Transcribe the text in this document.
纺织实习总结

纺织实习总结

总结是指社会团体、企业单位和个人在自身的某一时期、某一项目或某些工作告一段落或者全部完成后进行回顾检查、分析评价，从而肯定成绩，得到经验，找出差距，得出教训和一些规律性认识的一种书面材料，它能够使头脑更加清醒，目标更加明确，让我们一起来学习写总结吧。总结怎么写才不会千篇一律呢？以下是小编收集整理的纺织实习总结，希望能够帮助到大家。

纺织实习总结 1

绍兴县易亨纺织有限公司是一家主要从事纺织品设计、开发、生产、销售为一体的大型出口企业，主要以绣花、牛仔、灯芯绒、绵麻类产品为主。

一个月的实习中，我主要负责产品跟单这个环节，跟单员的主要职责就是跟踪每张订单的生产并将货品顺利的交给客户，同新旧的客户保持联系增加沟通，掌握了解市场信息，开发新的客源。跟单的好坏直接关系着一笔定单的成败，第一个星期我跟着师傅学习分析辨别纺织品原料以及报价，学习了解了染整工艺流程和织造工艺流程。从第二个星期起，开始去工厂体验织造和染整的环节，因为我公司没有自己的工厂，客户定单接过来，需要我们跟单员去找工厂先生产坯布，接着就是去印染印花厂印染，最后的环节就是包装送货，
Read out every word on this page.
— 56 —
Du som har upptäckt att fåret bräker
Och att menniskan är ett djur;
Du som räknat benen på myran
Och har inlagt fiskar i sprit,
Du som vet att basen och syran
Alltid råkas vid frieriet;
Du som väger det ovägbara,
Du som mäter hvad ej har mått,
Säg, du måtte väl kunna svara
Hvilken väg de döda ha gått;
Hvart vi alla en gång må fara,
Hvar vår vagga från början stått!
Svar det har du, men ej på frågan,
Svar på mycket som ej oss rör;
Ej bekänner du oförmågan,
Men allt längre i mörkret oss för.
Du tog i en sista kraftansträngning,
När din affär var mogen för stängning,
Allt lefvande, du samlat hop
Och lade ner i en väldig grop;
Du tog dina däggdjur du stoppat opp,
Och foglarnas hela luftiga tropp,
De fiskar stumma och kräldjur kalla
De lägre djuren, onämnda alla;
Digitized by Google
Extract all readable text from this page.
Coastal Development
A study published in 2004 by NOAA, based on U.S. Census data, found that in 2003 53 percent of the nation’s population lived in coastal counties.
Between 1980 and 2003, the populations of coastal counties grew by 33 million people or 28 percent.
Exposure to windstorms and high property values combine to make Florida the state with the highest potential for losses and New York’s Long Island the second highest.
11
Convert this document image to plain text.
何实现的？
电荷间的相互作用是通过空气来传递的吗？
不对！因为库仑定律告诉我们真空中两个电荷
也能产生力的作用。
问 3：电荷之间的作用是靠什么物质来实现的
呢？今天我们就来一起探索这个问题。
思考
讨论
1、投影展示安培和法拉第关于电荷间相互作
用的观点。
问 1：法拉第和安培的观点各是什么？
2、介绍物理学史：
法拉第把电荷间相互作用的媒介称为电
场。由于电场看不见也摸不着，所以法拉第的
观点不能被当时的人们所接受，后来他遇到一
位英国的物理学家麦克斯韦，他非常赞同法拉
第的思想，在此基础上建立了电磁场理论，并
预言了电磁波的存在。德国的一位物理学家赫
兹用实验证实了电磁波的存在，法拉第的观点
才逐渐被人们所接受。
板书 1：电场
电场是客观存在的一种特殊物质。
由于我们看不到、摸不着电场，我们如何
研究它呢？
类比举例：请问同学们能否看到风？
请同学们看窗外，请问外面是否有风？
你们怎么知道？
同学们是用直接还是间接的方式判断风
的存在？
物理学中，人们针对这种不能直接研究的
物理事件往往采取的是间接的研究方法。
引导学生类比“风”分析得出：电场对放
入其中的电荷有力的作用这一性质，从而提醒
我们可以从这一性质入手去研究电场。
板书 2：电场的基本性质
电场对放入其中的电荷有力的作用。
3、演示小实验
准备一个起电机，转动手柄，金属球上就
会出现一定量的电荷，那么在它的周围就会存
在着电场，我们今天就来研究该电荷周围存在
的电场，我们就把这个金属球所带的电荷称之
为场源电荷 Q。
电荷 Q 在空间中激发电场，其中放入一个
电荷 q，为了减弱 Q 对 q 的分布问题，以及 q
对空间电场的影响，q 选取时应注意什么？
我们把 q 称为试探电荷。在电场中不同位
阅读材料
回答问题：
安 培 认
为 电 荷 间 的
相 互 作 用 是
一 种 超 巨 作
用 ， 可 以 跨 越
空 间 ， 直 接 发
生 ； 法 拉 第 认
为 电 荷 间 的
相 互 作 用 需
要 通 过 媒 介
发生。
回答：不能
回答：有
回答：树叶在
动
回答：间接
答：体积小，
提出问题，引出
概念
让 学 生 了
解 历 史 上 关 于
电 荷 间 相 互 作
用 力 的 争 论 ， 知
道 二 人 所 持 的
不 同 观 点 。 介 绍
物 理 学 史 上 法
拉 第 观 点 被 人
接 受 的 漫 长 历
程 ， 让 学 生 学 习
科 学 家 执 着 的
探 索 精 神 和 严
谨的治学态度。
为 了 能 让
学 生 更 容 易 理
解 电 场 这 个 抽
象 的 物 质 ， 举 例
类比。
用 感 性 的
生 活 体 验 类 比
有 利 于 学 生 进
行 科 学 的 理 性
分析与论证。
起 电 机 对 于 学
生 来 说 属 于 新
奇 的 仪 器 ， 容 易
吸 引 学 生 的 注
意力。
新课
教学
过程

**Given instruction**
Reproduce the entire listing word for word.

**Output for this exercise**
Transcribe the text in this document.
纺织实习总结

纺织实习总结

总结是指社会团体、企业单位和个人在自身的某一时期、某一项目或某些工作告一段落或者全部完成后进行回顾检查、分析评价，从而肯定成绩，得到经验，找出差距，得出教训和一些规律性认识的一种书面材料，它能够使头脑更加清醒，目标更加明确，让我们一起来学习写总结吧。总结怎么写才不会千篇一律呢？以下是小编收集整理的纺织实习总结，希望能够帮助到大家。

纺织实习总结 1

绍兴县易亨纺织有限公司是一家主要从事纺织品设计、开发、生产、销售为一体的大型出口企业，主要以绣花、牛仔、灯芯绒、绵麻类产品为主。

一个月的实习中，我主要负责产品跟单这个环节，跟单员的主要职责就是跟踪每张订单的生产并将货品顺利的交给客户，同新旧的客户保持联系增加沟通，掌握了解市场信息，开发新的客源。跟单的好坏直接关系着一笔定单的成败，第一个星期我跟着师傅学习分析辨别纺织品原料以及报价，学习了解了染整工艺流程和织造工艺流程。从第二个星期起，开始去工厂体验织造和染整的环节，因为我公司没有自己的工厂，客户定单接过来，需要我们跟单员去找工厂先生产坯布，接着就是去印染印花厂印染，最后的环节就是包装送货，
Read out every word on this page.
— 56 —
Du som har upptäckt att fåret bräker
Och att menniskan är ett djur;
Du som räknat benen på myran
Och har inlagt fiskar i sprit,
Du som vet att basen och syran
Alltid råkas vid frieriet;
Du som väger det ovägbara,
Du som mäter hvad ej har mått,
Säg, du måtte väl kunna svara
Hvilken väg de döda ha gått;
Hvart vi alla en gång må fara,
Hvar vår vagga från början stått!
Svar det har du, men ej på frågan,
Svar på mycket som ej oss rör;
Ej bekänner du oförmågan,
Men allt längre i mörkret oss för.
Du tog i en sista kraftansträngning,
När din affär var mogen för stängning,
Allt lefvande, du samlat hop
Och lade ner i en väldig grop;
Du tog dina däggdjur du stoppat opp,
Och foglarnas hela luftiga tropp,
De fiskar stumma och kräldjur kalla
De lägre djuren, onämnda alla;
Digitized by Google
Extract all readable text from this page.
Coastal Development
A study published in 2004 by NOAA, based on U.S. Census data, found that in 2003 53 percent of the nation’s population lived in coastal counties.
Between 1980 and 2003, the populations of coastal counties grew by 33 million people or 28 percent.
Exposure to windstorms and high property values combine to make Florida the state with the highest potential for losses and New York’s Long Island the second highest.
11
Convert this document image to plain text.
何实现的？
电荷间的相互作用是通过空气来传递的吗？
不对！因为库仑定律告诉我们真空中两个电荷
也能产生力的作用。
问 3：电荷之间的作用是靠什么物质来实现的
呢？今天我们就来一起探索这个问题。
思考
讨论
1、投影展示安培和法拉第关于电荷间相互作
用的观点。
问 1：法拉第和安培的观点各是什么？
2、介绍物理学史：
法拉第把电荷间相互作用的媒介称为电
场。由于电场看不见也摸不着，所以法拉第的
观点不能被当时的人们所接受，后来他遇到一
位英国的物理学家麦克斯韦，他非常赞同法拉
第的思想，在此基础上建立了电磁场理论，并
预言了电磁波的存在。德国的一位物理学家赫
兹用实验证实了电磁波的存在，法拉第的观点
才逐渐被人们所接受。
板书 1：电场
电场是客观存在的一种特殊物质。
由于我们看不到、摸不着电场，我们如何
研究它呢？
类比举例：请问同学们能否看到风？
请同学们看窗外，请问外面是否有风？
你们怎么知道？
同学们是用直接还是间接的方式判断风
的存在？
物理学中，人们针对这种不能直接研究的
物理事件往往采取的是间接的研究方法。
引导学生类比“风”分析得出：电场对放
入其中的电荷有力的作用这一性质，从而提醒
我们可以从这一性质入手去研究电场。
板书 2：电场的基本性质
电场对放入其中的电荷有力的作用。
3、演示小实验
准备一个起电机，转动手柄，金属球上就
会出现一定量的电荷，那么在它的周围就会存
在着电场，我们今天就来研究该电荷周围存在
的电场，我们就把这个金属球所带的电荷称之
为场源电荷 Q。
电荷 Q 在空间中激发电场，其中放入一个
电荷 q，为了减弱 Q 对 q 的分布问题，以及 q
对空间电场的影响，q 选取时应注意什么？
我们把 q 称为试探电荷。在电场中不同位
阅读材料
回答问题：
安 培 认
为 电 荷 间 的
相 互 作 用 是
一 种 超 巨 作
用 ， 可 以 跨 越
空 间 ， 直 接 发
生 ； 法 拉 第 认
为 电 荷 间 的
相 互 作 用 需
要 通 过 媒 介
发生。
回答：不能
回答：有
回答：树叶在
动
回答：间接
答：体积小，
提出问题，引出
概念
让 学 生 了
解 历 史 上 关 于
电 荷 间 相 互 作
用 力 的 争 论 ， 知
道 二 人 所 持 的
不 同 观 点 。 介 绍
物 理 学 史 上 法
拉 第 观 点 被 人
接 受 的 漫 长 历
程 ， 让 学 生 学 习
科 学 家 执 着 的
探 索 精 神 和 严
谨的治学态度。
为 了 能 让
学 生 更 容 易 理
解 电 场 这 个 抽
象 的 物 质 ， 举 例
类比。
用 感 性 的
生 活 体 验 类 比
有 利 于 学 生 进
行 科 学 的 理 性
分析与论证。
起 电 机 对 于 学
生 来 说 属 于 新
奇 的 仪 器 ， 容 易
吸 引 学 生 的 注
意力。
新课
教学
过程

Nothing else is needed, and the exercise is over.